- _Task details_:
All the data must come back unchanged, except that pictures are left out.

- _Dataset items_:
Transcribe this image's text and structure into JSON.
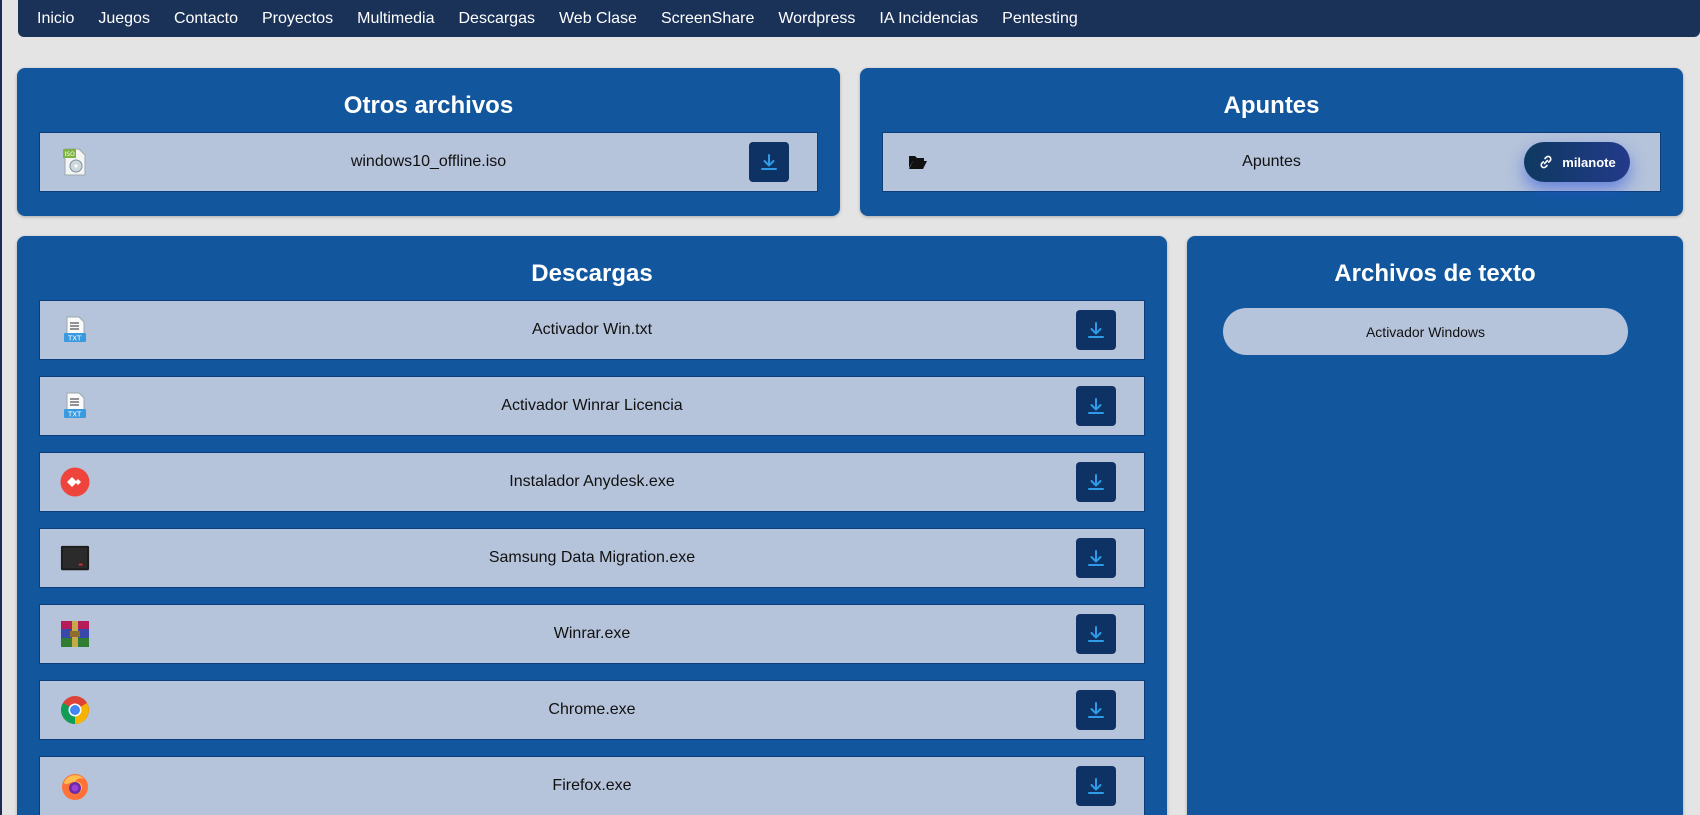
{
  "nav": {
    "items": [
      {
        "label": "Inicio"
      },
      {
        "label": "Juegos"
      },
      {
        "label": "Contacto"
      },
      {
        "label": "Proyectos"
      },
      {
        "label": "Multimedia"
      },
      {
        "label": "Descargas"
      },
      {
        "label": "Web Clase"
      },
      {
        "label": "ScreenShare"
      },
      {
        "label": "Wordpress"
      },
      {
        "label": "IA Incidencias"
      },
      {
        "label": "Pentesting"
      }
    ]
  },
  "otros": {
    "title": "Otros archivos",
    "files": [
      {
        "name": "windows10_offline.iso",
        "icon": "iso-file-icon"
      }
    ]
  },
  "apuntes": {
    "title": "Apuntes",
    "item": {
      "name": "Apuntes",
      "icon": "folder-open-icon",
      "link_label": "milanote"
    }
  },
  "descargas": {
    "title": "Descargas",
    "files": [
      {
        "name": "Activador Win.txt",
        "icon": "txt-file-icon"
      },
      {
        "name": "Activador Winrar Licencia",
        "icon": "txt-file-icon"
      },
      {
        "name": "Instalador Anydesk.exe",
        "icon": "anydesk-icon"
      },
      {
        "name": "Samsung Data Migration.exe",
        "icon": "samsung-ssd-icon"
      },
      {
        "name": "Winrar.exe",
        "icon": "winrar-icon"
      },
      {
        "name": "Chrome.exe",
        "icon": "chrome-icon"
      },
      {
        "name": "Firefox.exe",
        "icon": "firefox-icon"
      }
    ]
  },
  "texto": {
    "title": "Archivos de texto",
    "items": [
      {
        "label": "Activador Windows"
      }
    ]
  },
  "colors": {
    "page_bg": "#e4e4e4",
    "nav_bg": "#1a3258",
    "panel_bg": "#12579e",
    "row_bg": "#b5c3db",
    "button_bg": "#0d3263",
    "button_icon": "#2f9be8"
  }
}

- _Response for this exercise_:
Transcribe this image's text and structure into JSON.
{
  "nav": {
    "items": [
      {
        "label": "Inicio"
      },
      {
        "label": "Juegos"
      },
      {
        "label": "Contacto"
      },
      {
        "label": "Proyectos"
      },
      {
        "label": "Multimedia"
      },
      {
        "label": "Descargas"
      },
      {
        "label": "Web Clase"
      },
      {
        "label": "ScreenShare"
      },
      {
        "label": "Wordpress"
      },
      {
        "label": "IA Incidencias"
      },
      {
        "label": "Pentesting"
      }
    ]
  },
  "otros": {
    "title": "Otros archivos",
    "files": [
      {
        "name": "windows10_offline.iso",
        "icon": "iso-file-icon"
      }
    ]
  },
  "apuntes": {
    "title": "Apuntes",
    "item": {
      "name": "Apuntes",
      "icon": "folder-open-icon",
      "link_label": "milanote"
    }
  },
  "descargas": {
    "title": "Descargas",
    "files": [
      {
        "name": "Activador Win.txt",
        "icon": "txt-file-icon"
      },
      {
        "name": "Activador Winrar Licencia",
        "icon": "txt-file-icon"
      },
      {
        "name": "Instalador Anydesk.exe",
        "icon": "anydesk-icon"
      },
      {
        "name": "Samsung Data Migration.exe",
        "icon": "samsung-ssd-icon"
      },
      {
        "name": "Winrar.exe",
        "icon": "winrar-icon"
      },
      {
        "name": "Chrome.exe",
        "icon": "chrome-icon"
      },
      {
        "name": "Firefox.exe",
        "icon": "firefox-icon"
      }
    ]
  },
  "texto": {
    "title": "Archivos de texto",
    "items": [
      {
        "label": "Activador Windows"
      }
    ]
  },
  "colors": {
    "page_bg": "#e4e4e4",
    "nav_bg": "#1a3258",
    "panel_bg": "#12579e",
    "row_bg": "#b5c3db",
    "button_bg": "#0d3263",
    "button_icon": "#2f9be8"
  }
}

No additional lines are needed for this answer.